**QUESTIONS:**
- a) Repeat the stretch of the blog post from "I've been wrestling" through "You aren't alone.".
- b) Summarize the blog post in two sentences.

**DOCUMENT EXCERPT:**
I've been wrestling with a decision in regards to this blog. This post has been germinating since April, when The Kid was re-diagnosed: the bipolar diagnosis was dropped, Aspergers was added, and the ADHD, prominent as ever, remained. I've dreamed that this blog is a signpost for some mother, out there in the middle of the night, googling for answers to her questions about her little kid, who can't function in school, who has temper tantrums way beyond what she'd ever expect of a child before she experienced them, and had been given an indication that these troubles with her child were not from shitty parenting, but from something psychiatric, neurological, brain-based. I could never truly be a guide or an expert, but I've hoped to provide a comforting beacon, You aren't alone.
I don't want that beacon to stop shining, but I want so badly to erase The Kid's history of being considered bipolar from the face of the earth. He was so wronged by being given that diagnosis, and the medications that go with it. I want to irradicate the notion that my child was unrecoverable, as conventional wisdom considers bipolar a life-long struggle, one that is viewed by many as only treatable by medication. I took the advice, and gave him the meds, and we started a spiral of violent behavior and school struggle and weight gain, until the pictures I took of The Kid, his face swolen and heavy, his moody depression and way-too-early-cynicism rendered him almost unrecognizable. I couldn't believe this was it, that my boy was this person, was going to remain this person, and was going to grow into the teen and the adult that would constantly bring me trouble: spending too much, drinking or doing drugs, police reports: when I looked to the future, it was bleak.

**SUPPLIED ENTRIES:**
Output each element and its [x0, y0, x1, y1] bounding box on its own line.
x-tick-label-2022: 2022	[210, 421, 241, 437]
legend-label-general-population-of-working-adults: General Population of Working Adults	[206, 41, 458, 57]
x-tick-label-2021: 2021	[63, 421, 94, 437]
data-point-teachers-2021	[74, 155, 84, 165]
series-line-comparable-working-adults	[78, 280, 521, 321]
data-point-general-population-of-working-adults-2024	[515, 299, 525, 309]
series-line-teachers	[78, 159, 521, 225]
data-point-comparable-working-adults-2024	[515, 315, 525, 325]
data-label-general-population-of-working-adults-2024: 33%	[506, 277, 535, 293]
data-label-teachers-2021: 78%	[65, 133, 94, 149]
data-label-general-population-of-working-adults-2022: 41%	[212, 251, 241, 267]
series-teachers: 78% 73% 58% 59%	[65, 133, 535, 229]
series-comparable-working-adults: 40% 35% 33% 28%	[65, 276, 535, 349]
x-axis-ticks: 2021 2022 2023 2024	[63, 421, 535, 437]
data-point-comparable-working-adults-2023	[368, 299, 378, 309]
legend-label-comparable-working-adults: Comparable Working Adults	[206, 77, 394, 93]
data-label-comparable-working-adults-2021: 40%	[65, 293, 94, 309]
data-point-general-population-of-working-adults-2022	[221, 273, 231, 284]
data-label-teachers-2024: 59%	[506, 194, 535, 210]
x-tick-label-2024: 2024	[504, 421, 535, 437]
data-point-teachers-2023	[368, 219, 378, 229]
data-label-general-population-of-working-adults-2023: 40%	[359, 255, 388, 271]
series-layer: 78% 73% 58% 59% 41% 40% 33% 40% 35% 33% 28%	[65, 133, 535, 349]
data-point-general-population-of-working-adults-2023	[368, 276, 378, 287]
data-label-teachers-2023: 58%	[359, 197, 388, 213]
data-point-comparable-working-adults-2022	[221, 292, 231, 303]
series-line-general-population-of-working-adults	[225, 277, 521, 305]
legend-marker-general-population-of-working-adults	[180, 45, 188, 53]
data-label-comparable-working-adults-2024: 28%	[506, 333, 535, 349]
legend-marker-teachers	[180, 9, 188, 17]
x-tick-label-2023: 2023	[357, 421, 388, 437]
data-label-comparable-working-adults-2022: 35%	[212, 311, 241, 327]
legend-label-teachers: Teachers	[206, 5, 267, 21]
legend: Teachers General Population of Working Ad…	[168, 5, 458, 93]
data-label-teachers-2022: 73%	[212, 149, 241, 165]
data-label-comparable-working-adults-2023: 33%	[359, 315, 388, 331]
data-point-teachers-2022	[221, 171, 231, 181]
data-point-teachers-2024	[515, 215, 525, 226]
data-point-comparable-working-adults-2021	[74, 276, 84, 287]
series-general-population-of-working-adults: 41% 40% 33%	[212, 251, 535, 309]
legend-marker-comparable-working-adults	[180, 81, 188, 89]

**ANSWER LIST:**
- a)
I've been wrestling with a decision in regards to this blog. This post has been germinating since April, when The Kid was re-diagnosed: the bipolar diagnosis was dropped, Aspergers was added, and the ADHD, prominent as ever, remained. I've dreamed that this blog is a signpost for some mother, out there in the middle of the night, googling for answers to her questions about her little kid, who can't function in school, who has temper tantrums way beyond what she'd ever expect of a child before she experienced them, and had been given an indication that these troubles with her child were not from shitty parenting, but from something psychiatric, neurological, brain-based. I could never truly be a guide or an expert, but I've hoped to provide a comforting beacon, You aren't alone.

- b) After The Kid was re-diagnosed in April, with bipolar dropped, Aspergers added and ADHD kept, the writer has been weighing a decision about the blog, which they hoped would show a mother searching for answers that she isn't alone. The writer wants to erase his history of being considered bipolar, since that diagnosis and its medications led to violent behavior, school struggles, weight gain and a bleak view of his future.